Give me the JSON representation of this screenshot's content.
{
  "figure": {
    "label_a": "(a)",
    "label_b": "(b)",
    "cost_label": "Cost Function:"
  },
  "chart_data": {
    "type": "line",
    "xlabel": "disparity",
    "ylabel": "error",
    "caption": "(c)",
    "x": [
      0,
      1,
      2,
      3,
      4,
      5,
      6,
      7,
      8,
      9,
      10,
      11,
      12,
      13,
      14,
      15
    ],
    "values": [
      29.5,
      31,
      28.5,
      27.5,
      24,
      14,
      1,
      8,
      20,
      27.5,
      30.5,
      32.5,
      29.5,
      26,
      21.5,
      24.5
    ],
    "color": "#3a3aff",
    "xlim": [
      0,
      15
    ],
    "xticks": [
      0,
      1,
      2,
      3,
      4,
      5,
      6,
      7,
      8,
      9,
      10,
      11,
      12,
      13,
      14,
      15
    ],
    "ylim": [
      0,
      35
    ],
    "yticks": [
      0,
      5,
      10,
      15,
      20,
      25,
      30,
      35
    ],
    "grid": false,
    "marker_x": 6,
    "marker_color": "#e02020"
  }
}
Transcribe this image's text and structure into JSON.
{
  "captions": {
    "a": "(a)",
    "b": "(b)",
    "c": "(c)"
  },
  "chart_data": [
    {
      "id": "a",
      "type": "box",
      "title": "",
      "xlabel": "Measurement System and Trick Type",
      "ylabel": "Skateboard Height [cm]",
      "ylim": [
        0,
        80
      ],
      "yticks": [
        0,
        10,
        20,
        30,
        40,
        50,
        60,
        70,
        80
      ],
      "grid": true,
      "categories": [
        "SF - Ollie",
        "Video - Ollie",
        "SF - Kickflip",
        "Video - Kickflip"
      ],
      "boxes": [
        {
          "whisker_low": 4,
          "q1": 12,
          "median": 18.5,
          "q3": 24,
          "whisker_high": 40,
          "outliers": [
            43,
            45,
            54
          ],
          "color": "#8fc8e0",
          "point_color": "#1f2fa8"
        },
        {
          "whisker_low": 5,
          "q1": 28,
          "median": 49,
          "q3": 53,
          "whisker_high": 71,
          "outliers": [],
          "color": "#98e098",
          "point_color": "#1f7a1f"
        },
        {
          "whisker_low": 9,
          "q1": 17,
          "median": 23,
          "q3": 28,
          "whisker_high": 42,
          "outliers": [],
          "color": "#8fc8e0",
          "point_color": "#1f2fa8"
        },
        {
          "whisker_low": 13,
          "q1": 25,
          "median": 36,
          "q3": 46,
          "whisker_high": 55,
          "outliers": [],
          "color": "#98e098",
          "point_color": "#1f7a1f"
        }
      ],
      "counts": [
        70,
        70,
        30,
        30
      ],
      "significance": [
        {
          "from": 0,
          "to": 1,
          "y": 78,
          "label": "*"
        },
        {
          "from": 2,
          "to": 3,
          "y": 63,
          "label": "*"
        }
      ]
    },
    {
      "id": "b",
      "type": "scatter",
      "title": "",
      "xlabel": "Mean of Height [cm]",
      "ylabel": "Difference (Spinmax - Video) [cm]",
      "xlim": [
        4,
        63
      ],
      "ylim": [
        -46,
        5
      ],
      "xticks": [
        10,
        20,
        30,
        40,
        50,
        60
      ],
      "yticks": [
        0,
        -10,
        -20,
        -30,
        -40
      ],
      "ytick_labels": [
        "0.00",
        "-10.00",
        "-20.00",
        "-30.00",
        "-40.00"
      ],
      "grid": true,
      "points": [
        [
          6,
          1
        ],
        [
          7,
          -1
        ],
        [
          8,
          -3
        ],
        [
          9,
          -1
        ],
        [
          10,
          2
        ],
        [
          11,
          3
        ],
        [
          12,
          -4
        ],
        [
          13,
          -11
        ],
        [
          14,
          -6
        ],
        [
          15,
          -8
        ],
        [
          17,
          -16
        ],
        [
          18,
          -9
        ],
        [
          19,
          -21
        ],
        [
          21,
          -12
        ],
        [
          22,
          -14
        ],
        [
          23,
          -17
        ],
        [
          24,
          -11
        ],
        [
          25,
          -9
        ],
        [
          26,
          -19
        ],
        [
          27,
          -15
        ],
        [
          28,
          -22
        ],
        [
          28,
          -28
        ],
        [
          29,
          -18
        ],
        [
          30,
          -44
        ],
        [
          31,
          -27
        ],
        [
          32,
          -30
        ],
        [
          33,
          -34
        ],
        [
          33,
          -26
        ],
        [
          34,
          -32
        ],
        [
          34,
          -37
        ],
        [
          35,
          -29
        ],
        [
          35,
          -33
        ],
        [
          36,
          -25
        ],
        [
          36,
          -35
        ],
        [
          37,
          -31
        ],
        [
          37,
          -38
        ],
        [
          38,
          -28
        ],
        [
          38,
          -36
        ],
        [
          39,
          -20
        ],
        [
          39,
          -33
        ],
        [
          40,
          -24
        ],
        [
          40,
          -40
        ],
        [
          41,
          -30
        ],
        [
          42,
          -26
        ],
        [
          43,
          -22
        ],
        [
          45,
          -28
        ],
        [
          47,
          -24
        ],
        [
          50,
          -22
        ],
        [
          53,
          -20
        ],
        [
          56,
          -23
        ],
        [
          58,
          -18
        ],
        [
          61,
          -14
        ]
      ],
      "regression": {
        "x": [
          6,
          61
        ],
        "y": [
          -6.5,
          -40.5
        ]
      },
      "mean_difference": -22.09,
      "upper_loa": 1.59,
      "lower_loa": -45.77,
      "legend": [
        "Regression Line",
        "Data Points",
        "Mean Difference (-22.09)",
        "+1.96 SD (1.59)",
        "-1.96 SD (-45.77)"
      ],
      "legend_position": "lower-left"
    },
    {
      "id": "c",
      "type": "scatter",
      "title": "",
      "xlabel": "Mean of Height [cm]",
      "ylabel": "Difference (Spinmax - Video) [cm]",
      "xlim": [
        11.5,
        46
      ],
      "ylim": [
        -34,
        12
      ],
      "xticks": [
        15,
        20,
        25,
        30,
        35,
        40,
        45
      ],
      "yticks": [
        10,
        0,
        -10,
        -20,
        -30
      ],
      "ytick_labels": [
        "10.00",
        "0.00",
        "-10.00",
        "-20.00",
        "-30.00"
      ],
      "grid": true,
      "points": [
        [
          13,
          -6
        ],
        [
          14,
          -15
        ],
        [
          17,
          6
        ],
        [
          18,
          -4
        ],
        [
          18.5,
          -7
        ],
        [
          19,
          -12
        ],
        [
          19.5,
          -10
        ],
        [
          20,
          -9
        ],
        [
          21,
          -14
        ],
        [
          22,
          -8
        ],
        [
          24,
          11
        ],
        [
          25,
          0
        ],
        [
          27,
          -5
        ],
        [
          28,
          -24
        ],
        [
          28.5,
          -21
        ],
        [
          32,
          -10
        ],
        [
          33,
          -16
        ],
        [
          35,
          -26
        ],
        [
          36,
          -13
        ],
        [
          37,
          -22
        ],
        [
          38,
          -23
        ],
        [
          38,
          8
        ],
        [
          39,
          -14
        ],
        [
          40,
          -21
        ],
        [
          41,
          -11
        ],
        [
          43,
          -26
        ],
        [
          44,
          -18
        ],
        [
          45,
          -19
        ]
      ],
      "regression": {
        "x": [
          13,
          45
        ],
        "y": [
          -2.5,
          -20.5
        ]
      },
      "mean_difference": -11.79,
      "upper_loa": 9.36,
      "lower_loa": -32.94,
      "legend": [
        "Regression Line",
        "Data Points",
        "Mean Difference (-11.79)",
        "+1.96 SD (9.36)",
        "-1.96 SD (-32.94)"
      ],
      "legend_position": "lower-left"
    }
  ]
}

• • •

• Task statement: Each line of the material above needs to be quoted exactly, please.

• Complete answer:
Give me the JSON representation of this screenshot's content.
{
  "figure": {
    "label_a": "(a)",
    "label_b": "(b)",
    "cost_label": "Cost Function:"
  },
  "chart_data": {
    "type": "line",
    "xlabel": "disparity",
    "ylabel": "error",
    "caption": "(c)",
    "x": [
      0,
      1,
      2,
      3,
      4,
      5,
      6,
      7,
      8,
      9,
      10,
      11,
      12,
      13,
      14,
      15
    ],
    "values": [
      29.5,
      31,
      28.5,
      27.5,
      24,
      14,
      1,
      8,
      20,
      27.5,
      30.5,
      32.5,
      29.5,
      26,
      21.5,
      24.5
    ],
    "color": "#3a3aff",
    "xlim": [
      0,
      15
    ],
    "xticks": [
      0,
      1,
      2,
      3,
      4,
      5,
      6,
      7,
      8,
      9,
      10,
      11,
      12,
      13,
      14,
      15
    ],
    "ylim": [
      0,
      35
    ],
    "yticks": [
      0,
      5,
      10,
      15,
      20,
      25,
      30,
      35
    ],
    "grid": false,
    "marker_x": 6,
    "marker_color": "#e02020"
  }
}
Transcribe this image's text and structure into JSON.
{
  "captions": {
    "a": "(a)",
    "b": "(b)",
    "c": "(c)"
  },
  "chart_data": [
    {
      "id": "a",
      "type": "box",
      "title": "",
      "xlabel": "Measurement System and Trick Type",
      "ylabel": "Skateboard Height [cm]",
      "ylim": [
        0,
        80
      ],
      "yticks": [
        0,
        10,
        20,
        30,
        40,
        50,
        60,
        70,
        80
      ],
      "grid": true,
      "categories": [
        "SF - Ollie",
        "Video - Ollie",
        "SF - Kickflip",
        "Video - Kickflip"
      ],
      "boxes": [
        {
          "whisker_low": 4,
          "q1": 12,
          "median": 18.5,
          "q3": 24,
          "whisker_high": 40,
          "outliers": [
            43,
            45,
            54
          ],
          "color": "#8fc8e0",
          "point_color": "#1f2fa8"
        },
        {
          "whisker_low": 5,
          "q1": 28,
          "median": 49,
          "q3": 53,
          "whisker_high": 71,
          "outliers": [],
          "color": "#98e098",
          "point_color": "#1f7a1f"
        },
        {
          "whisker_low": 9,
          "q1": 17,
          "median": 23,
          "q3": 28,
          "whisker_high": 42,
          "outliers": [],
          "color": "#8fc8e0",
          "point_color": "#1f2fa8"
        },
        {
          "whisker_low": 13,
          "q1": 25,
          "median": 36,
          "q3": 46,
          "whisker_high": 55,
          "outliers": [],
          "color": "#98e098",
          "point_color": "#1f7a1f"
        }
      ],
      "counts": [
        70,
        70,
        30,
        30
      ],
      "significance": [
        {
          "from": 0,
          "to": 1,
          "y": 78,
          "label": "*"
        },
        {
          "from": 2,
          "to": 3,
          "y": 63,
          "label": "*"
        }
      ]
    },
    {
      "id": "b",
      "type": "scatter",
      "title": "",
      "xlabel": "Mean of Height [cm]",
      "ylabel": "Difference (Spinmax - Video) [cm]",
      "xlim": [
        4,
        63
      ],
      "ylim": [
        -46,
        5
      ],
      "xticks": [
        10,
        20,
        30,
        40,
        50,
        60
      ],
      "yticks": [
        0,
        -10,
        -20,
        -30,
        -40
      ],
      "ytick_labels": [
        "0.00",
        "-10.00",
        "-20.00",
        "-30.00",
        "-40.00"
      ],
      "grid": true,
      "points": [
        [
          6,
          1
        ],
        [
          7,
          -1
        ],
        [
          8,
          -3
        ],
        [
          9,
          -1
        ],
        [
          10,
          2
        ],
        [
          11,
          3
        ],
        [
          12,
          -4
        ],
        [
          13,
          -11
        ],
        [
          14,
          -6
        ],
        [
          15,
          -8
        ],
        [
          17,
          -16
        ],
        [
          18,
          -9
        ],
        [
          19,
          -21
        ],
        [
          21,
          -12
        ],
        [
          22,
          -14
        ],
        [
          23,
          -17
        ],
        [
          24,
          -11
        ],
        [
          25,
          -9
        ],
        [
          26,
          -19
        ],
        [
          27,
          -15
        ],
        [
          28,
          -22
        ],
        [
          28,
          -28
        ],
        [
          29,
          -18
        ],
        [
          30,
          -44
        ],
        [
          31,
          -27
        ],
        [
          32,
          -30
        ],
        [
          33,
          -34
        ],
        [
          33,
          -26
        ],
        [
          34,
          -32
        ],
        [
          34,
          -37
        ],
        [
          35,
          -29
        ],
        [
          35,
          -33
        ],
        [
          36,
          -25
        ],
        [
          36,
          -35
        ],
        [
          37,
          -31
        ],
        [
          37,
          -38
        ],
        [
          38,
          -28
        ],
        [
          38,
          -36
        ],
        [
          39,
          -20
        ],
        [
          39,
          -33
        ],
        [
          40,
          -24
        ],
        [
          40,
          -40
        ],
        [
          41,
          -30
        ],
        [
          42,
          -26
        ],
        [
          43,
          -22
        ],
        [
          45,
          -28
        ],
        [
          47,
          -24
        ],
        [
          50,
          -22
        ],
        [
          53,
          -20
        ],
        [
          56,
          -23
        ],
        [
          58,
          -18
        ],
        [
          61,
          -14
        ]
      ],
      "regression": {
        "x": [
          6,
          61
        ],
        "y": [
          -6.5,
          -40.5
        ]
      },
      "mean_difference": -22.09,
      "upper_loa": 1.59,
      "lower_loa": -45.77,
      "legend": [
        "Regression Line",
        "Data Points",
        "Mean Difference (-22.09)",
        "+1.96 SD (1.59)",
        "-1.96 SD (-45.77)"
      ],
      "legend_position": "lower-left"
    },
    {
      "id": "c",
      "type": "scatter",
      "title": "",
      "xlabel": "Mean of Height [cm]",
      "ylabel": "Difference (Spinmax - Video) [cm]",
      "xlim": [
        11.5,
        46
      ],
      "ylim": [
        -34,
        12
      ],
      "xticks": [
        15,
        20,
        25,
        30,
        35,
        40,
        45
      ],
      "yticks": [
        10,
        0,
        -10,
        -20,
        -30
      ],
      "ytick_labels": [
        "10.00",
        "0.00",
        "-10.00",
        "-20.00",
        "-30.00"
      ],
      "grid": true,
      "points": [
        [
          13,
          -6
        ],
        [
          14,
          -15
        ],
        [
          17,
          6
        ],
        [
          18,
          -4
        ],
        [
          18.5,
          -7
        ],
        [
          19,
          -12
        ],
        [
          19.5,
          -10
        ],
        [
          20,
          -9
        ],
        [
          21,
          -14
        ],
        [
          22,
          -8
        ],
        [
          24,
          11
        ],
        [
          25,
          0
        ],
        [
          27,
          -5
        ],
        [
          28,
          -24
        ],
        [
          28.5,
          -21
        ],
        [
          32,
          -10
        ],
        [
          33,
          -16
        ],
        [
          35,
          -26
        ],
        [
          36,
          -13
        ],
        [
          37,
          -22
        ],
        [
          38,
          -23
        ],
        [
          38,
          8
        ],
        [
          39,
          -14
        ],
        [
          40,
          -21
        ],
        [
          41,
          -11
        ],
        [
          43,
          -26
        ],
        [
          44,
          -18
        ],
        [
          45,
          -19
        ]
      ],
      "regression": {
        "x": [
          13,
          45
        ],
        "y": [
          -2.5,
          -20.5
        ]
      },
      "mean_difference": -11.79,
      "upper_loa": 9.36,
      "lower_loa": -32.94,
      "legend": [
        "Regression Line",
        "Data Points",
        "Mean Difference (-11.79)",
        "+1.96 SD (9.36)",
        "-1.96 SD (-32.94)"
      ],
      "legend_position": "lower-left"
    }
  ]
}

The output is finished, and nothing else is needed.